>> begin INPUT FOR THIS TASK

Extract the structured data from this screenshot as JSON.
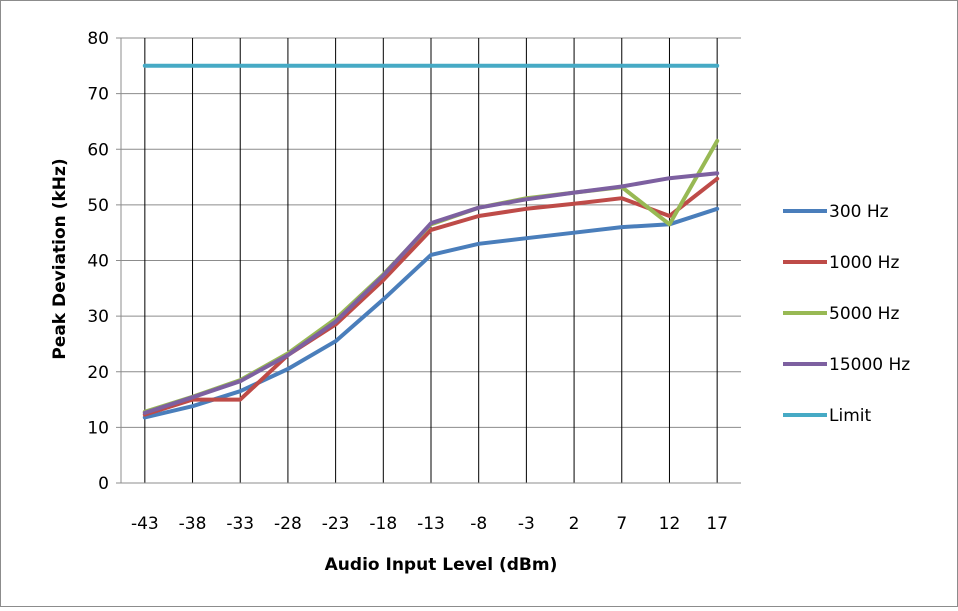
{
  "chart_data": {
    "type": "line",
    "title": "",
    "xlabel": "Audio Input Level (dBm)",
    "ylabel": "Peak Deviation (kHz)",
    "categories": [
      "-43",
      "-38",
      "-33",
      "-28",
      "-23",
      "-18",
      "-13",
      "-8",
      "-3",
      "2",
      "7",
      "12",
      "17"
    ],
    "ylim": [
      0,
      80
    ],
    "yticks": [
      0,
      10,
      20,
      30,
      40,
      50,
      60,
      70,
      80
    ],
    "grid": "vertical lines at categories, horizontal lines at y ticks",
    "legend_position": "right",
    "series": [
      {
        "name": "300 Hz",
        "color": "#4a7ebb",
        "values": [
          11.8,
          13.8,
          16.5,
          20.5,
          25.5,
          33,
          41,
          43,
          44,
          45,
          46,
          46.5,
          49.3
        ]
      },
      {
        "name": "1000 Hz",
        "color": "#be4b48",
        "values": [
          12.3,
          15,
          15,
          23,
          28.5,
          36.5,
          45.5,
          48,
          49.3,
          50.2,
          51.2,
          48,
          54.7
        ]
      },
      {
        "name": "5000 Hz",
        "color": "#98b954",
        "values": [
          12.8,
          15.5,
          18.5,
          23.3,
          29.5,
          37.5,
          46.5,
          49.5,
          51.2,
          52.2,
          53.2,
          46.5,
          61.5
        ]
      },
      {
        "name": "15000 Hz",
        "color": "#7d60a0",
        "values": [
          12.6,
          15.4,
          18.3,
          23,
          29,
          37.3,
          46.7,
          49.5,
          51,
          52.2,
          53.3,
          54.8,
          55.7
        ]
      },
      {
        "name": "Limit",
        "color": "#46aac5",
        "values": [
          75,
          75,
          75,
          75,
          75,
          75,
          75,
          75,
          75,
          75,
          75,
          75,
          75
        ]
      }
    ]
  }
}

>> end INPUT FOR THIS TASK

Search the listing for the string "categories". Copy each line where it turns up.

■ **EXERCISE RESULT**:
    "categories": [
    "grid": "vertical lines at categories, horizontal lines at y ticks",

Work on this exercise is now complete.